- TEXTO EXTRAÍDO

>>>

De acordo com a organização, a polícia procedeu também à prisão arbitrária e em massa de pessoas, existindo relatos de tortura ou outros maus-tratos sob custódia policial.

"O grupo da sociedade civil Plataforma Decide informou que, entre 21 de outubro de 2024 e 16 de janeiro de 2025, mais de 4.000 pessoas foram presas e detidas no contexto dos protestos", citou a AI.

Segundo a organização de defesa dos direitos humanos, até hoje, "as vítimas e familiares" com quem falaram "não viram ser feita justiça pelas violações dos direitos humanos contra eles cometidas".

Outra questão levantada no relatório é o facto de, durante os períodos em que estiveram convocadas manifestações, a internet ter tido interrupções e restrições, "que resultaram no impedimento do acesso à informação durante esse período".

"As evidências da Internet Outage Detection & Analysis (IODA), Cloudfare Radar e Open Observatory of Network Interference (OONI) [sistemas que monitorizam a internet] sugerem fortemente que os fornecedores de serviços de internet bloquearam ou reduziram o acesso aos seus serviços em momentos-chave durante a onda de protestos", disse a AI.

Assim, a AI apela à Vodacom Moçambique, à Tmcel, à TV Cabo e à Movitel para que "garantam que as suas operações, produtos e serviços, incluindo a prestação de serviços de internet, respeitem os direitos humanos" e que investiguem os seus impactos.

<<<

- O QUE PRODUZIR
Dê seguimento ao texto sobre o relatório da AI acerca dos protestos em Moçambique, começando logo após a última frase. Não é preciso consultar a listagem.

- EXTRATO DE DADOS

>>>

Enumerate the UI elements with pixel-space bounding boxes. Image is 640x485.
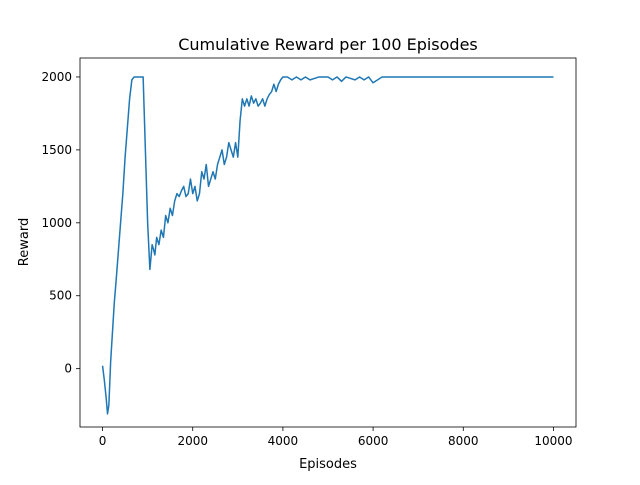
plot-background (80, 58, 576, 427)
y-tick-label: 0 (64, 362, 72, 376)
y-axis-label: Reward (17, 218, 32, 266)
y-tick-label: 500 (49, 289, 72, 303)
series-layer (101, 76, 554, 415)
plot-frame (79, 57, 577, 428)
tick-layer: 0 2000 4000 6000 8000 10000 0 500 1000 1500 2000 (41, 70, 572, 448)
x-axis-label: Episodes (299, 457, 357, 472)
chart-title: Cumulative Reward per 100 Episodes (178, 35, 478, 54)
y-tick-label: 1500 (41, 143, 72, 157)
y-tick-label: 2000 (41, 70, 72, 84)
x-tick-label: 8000 (448, 434, 479, 448)
y-tick-label: 1000 (41, 216, 72, 230)
x-tick-label: 0 (99, 434, 107, 448)
reward-series-line (101, 76, 554, 415)
x-tick-label: 10000 (534, 434, 572, 448)
x-tick-label: 2000 (177, 434, 208, 448)
x-tick-label: 4000 (268, 434, 299, 448)
x-tick-label: 6000 (358, 434, 389, 448)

<<<

- RESULTADO
O relatório baseia-se na análise dos factos ocorridos entre 21 de outubro de 2024 e 24 de janeiro de 2025, através de 28 entrevistas com fontes locais, na sua maioria a testemunhas e sobreviventes, e em 105 vídeos e fotos verificados.

O Governo moçambicano confirmou pelo menos 80 óbitos, além da destruição de 1.677 estabelecimentos comerciais, 177 escolas e 23 unidades sanitárias durante as manifestações.

De acordo com a plataforma Decide, pelo menos 388 pessoas foram mortas e mais de 800 baleadas em quase cinco meses e meio nos protestos pós-eleitorais em Moçambique.

Em 23 de março, o opositor Venâncio Mondlane e Daniel Chapo, Presidente já empossado, encontraram-se pela primeira vez e foi assumido o compromisso de cessar a violência no país.